# Listing

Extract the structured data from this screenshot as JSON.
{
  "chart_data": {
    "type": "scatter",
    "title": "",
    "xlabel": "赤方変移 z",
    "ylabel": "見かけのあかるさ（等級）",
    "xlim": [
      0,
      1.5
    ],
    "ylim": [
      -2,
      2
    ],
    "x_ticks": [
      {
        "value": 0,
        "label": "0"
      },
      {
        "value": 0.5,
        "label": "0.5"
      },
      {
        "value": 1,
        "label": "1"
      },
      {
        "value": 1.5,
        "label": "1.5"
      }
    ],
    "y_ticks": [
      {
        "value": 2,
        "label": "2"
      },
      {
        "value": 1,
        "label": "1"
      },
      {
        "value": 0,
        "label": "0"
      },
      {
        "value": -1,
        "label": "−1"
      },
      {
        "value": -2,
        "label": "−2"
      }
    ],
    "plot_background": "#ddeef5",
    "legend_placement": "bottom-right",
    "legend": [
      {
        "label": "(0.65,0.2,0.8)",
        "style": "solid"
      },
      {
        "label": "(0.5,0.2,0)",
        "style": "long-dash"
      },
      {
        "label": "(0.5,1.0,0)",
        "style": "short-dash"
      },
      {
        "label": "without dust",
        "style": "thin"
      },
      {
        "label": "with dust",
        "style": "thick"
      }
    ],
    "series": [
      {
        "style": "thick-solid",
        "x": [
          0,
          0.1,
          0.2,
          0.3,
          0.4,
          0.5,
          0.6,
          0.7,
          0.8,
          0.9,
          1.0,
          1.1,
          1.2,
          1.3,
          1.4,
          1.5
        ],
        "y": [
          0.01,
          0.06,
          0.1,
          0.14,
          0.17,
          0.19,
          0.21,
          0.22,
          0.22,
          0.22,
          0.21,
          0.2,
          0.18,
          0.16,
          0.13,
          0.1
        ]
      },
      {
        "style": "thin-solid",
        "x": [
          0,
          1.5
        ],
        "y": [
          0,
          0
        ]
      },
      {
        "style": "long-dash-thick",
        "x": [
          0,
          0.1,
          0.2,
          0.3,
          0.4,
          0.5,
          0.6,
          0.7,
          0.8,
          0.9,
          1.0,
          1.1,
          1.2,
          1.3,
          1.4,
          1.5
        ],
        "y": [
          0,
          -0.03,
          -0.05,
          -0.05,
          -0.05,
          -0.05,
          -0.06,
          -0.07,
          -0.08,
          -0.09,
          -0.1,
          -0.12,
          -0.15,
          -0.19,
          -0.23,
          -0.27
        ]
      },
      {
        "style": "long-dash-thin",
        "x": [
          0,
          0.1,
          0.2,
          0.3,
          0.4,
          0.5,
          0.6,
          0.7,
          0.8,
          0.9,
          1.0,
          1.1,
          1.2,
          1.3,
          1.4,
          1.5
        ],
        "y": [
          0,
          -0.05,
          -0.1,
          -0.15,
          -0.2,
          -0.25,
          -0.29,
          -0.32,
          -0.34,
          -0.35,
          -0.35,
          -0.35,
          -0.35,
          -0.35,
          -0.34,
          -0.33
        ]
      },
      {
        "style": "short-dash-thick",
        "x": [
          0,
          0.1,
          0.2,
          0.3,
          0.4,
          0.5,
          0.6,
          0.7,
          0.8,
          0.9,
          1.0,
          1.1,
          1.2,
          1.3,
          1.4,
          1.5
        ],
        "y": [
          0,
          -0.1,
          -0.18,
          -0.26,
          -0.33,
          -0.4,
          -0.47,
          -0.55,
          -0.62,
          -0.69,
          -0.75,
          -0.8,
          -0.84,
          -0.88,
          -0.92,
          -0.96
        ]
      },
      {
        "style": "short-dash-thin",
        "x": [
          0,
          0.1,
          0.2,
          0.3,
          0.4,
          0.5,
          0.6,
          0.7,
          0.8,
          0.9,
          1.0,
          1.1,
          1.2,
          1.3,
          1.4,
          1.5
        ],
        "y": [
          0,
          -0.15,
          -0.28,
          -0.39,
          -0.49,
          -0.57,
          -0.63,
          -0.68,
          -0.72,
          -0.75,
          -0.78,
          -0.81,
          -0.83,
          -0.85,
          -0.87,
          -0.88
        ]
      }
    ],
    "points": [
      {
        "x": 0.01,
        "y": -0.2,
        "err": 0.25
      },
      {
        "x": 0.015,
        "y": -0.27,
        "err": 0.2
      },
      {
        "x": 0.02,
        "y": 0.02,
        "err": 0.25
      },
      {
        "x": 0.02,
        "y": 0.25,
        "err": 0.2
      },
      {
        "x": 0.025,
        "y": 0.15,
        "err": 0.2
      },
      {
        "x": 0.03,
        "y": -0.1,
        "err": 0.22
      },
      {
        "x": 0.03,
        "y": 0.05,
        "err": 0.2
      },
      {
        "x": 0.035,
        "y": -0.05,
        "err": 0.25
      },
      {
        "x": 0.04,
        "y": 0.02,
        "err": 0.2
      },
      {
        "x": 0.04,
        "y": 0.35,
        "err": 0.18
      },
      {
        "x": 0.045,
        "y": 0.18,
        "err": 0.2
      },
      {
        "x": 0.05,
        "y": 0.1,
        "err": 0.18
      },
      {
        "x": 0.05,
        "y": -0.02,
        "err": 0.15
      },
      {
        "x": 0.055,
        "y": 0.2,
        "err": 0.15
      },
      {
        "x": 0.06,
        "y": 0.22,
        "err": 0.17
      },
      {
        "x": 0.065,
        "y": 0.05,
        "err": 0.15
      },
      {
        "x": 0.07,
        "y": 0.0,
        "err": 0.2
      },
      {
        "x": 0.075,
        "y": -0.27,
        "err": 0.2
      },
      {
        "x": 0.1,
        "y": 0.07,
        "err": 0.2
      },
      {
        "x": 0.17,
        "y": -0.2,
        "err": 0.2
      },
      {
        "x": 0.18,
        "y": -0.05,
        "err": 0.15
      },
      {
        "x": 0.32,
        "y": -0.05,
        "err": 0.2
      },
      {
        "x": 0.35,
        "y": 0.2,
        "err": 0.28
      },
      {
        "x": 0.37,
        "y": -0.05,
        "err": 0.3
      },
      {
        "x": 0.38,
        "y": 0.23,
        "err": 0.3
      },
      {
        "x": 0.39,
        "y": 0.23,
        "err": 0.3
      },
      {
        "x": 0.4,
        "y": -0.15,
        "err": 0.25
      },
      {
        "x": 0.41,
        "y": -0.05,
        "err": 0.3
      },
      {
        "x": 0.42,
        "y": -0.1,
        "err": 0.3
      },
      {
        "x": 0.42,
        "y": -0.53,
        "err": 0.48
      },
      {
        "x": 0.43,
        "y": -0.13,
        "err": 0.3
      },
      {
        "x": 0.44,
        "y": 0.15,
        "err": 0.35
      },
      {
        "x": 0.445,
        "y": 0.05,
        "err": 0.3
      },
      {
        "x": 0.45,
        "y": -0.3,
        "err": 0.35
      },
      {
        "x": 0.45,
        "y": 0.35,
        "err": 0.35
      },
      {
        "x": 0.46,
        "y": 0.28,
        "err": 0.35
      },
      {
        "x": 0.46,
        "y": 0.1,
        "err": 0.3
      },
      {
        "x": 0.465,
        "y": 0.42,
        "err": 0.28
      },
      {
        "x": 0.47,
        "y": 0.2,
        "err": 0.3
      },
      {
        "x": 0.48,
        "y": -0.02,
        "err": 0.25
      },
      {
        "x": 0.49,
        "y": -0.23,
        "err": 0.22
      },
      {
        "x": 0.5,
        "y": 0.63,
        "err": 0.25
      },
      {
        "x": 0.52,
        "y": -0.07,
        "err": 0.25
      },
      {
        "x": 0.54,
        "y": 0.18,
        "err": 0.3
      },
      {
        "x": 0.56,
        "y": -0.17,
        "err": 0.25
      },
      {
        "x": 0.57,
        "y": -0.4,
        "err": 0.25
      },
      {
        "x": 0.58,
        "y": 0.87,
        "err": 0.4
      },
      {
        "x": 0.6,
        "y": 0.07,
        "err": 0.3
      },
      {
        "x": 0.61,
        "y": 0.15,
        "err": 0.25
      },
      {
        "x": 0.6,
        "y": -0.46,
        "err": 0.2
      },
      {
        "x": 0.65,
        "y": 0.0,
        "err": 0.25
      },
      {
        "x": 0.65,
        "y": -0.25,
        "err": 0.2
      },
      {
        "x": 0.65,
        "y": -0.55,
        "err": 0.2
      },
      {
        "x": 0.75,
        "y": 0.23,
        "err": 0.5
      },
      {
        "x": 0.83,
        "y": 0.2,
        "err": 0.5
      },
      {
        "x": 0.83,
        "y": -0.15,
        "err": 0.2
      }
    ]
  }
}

# What to produce
From the listing above, copy out each line where the word "thin" appears.

# Exercise solution
        "style": "thin"
        "style": "thin-solid",
        "style": "long-dash-thin",
        "style": "short-dash-thin",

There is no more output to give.